*WRITTEN REQUEST:*
Count how many lines of the data include "title". The answer is that number and nothing else.

-- Start ENTRIES SHOWN --

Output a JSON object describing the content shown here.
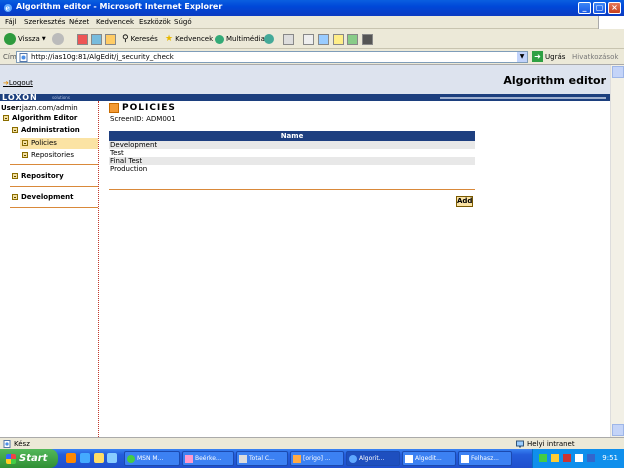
{
  "window": {
    "title": "Algorithm editor - Microsoft Internet Explorer"
  },
  "menu": [
    "Fájl",
    "Szerkesztés",
    "Nézet",
    "Kedvencek",
    "Eszközök",
    "Súgó"
  ],
  "toolbar": {
    "back": "Vissza",
    "search": "Keresés",
    "favorites": "Kedvencek",
    "media": "Multimédia"
  },
  "address": {
    "label": "Cím",
    "url": "http://ias10g:81/AlgEdit/j_security_check",
    "go": "Ugrás",
    "links": "Hivatkozások"
  },
  "app": {
    "logout": "Logout",
    "title": "Algorithm editor",
    "brand": "LOXON",
    "brand_sub": "solutions",
    "user_label": "User:",
    "user_value": "jazn.com/admin"
  },
  "tree": {
    "root": "Algorithm Editor",
    "administration": "Administration",
    "policies": "Policies",
    "repositories": "Repositories",
    "repository": "Repository",
    "development": "Development"
  },
  "main": {
    "heading": "POLICIES",
    "screen_id": "ScreenID: ADM001",
    "column_name": "Name",
    "rows": [
      "Development",
      "Test",
      "Final Test",
      "Production"
    ],
    "add": "Add"
  },
  "status": {
    "text": "Kész",
    "zone": "Helyi intranet"
  },
  "taskbar": {
    "start": "Start",
    "tasks": [
      "MSN M...",
      "Beérke...",
      "Total C...",
      "[origo] ...",
      "Algorit...",
      "Algedit...",
      "Felhasz..."
    ],
    "clock": "9:51"
  }
}
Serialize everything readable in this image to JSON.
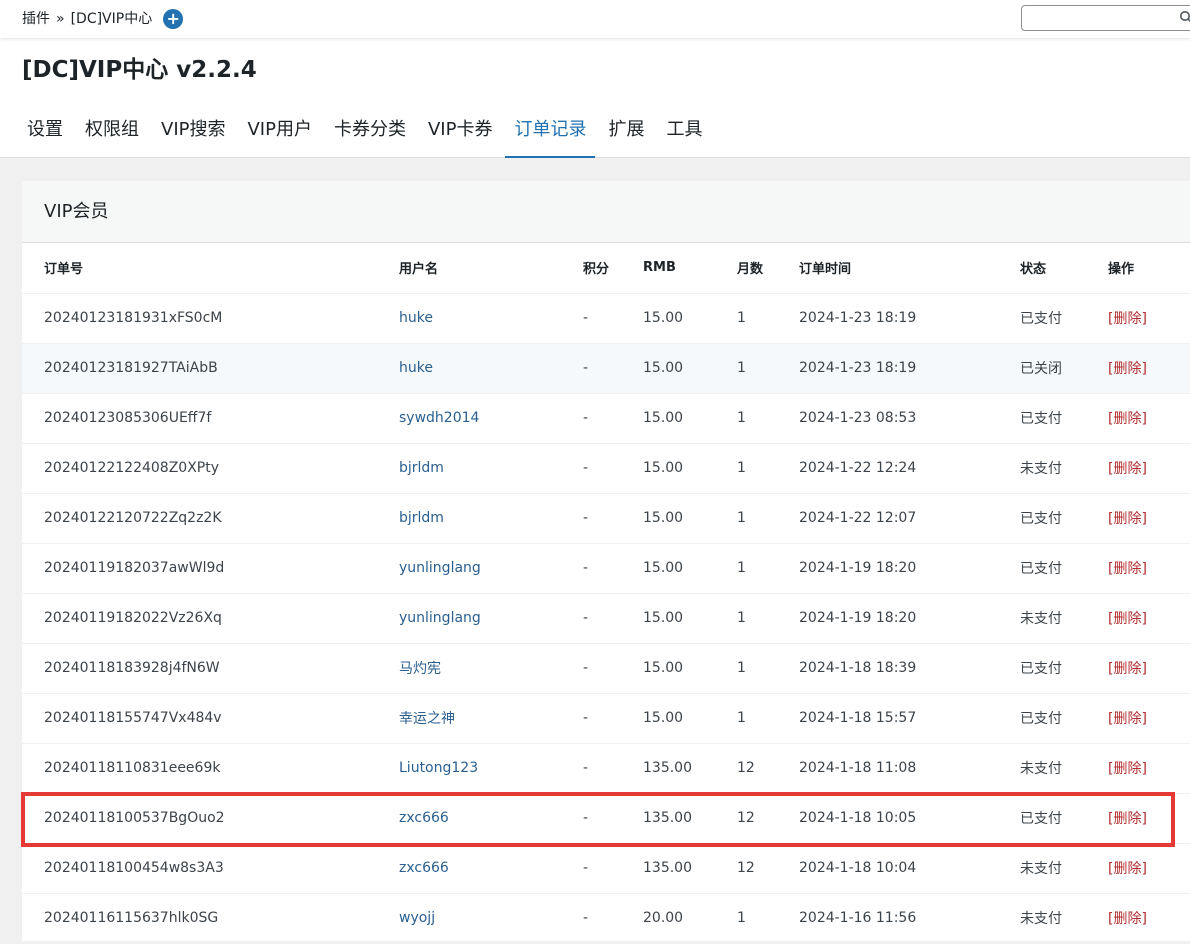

-- End ENTRIES SHOWN --

*TASK SOLUTION:*
2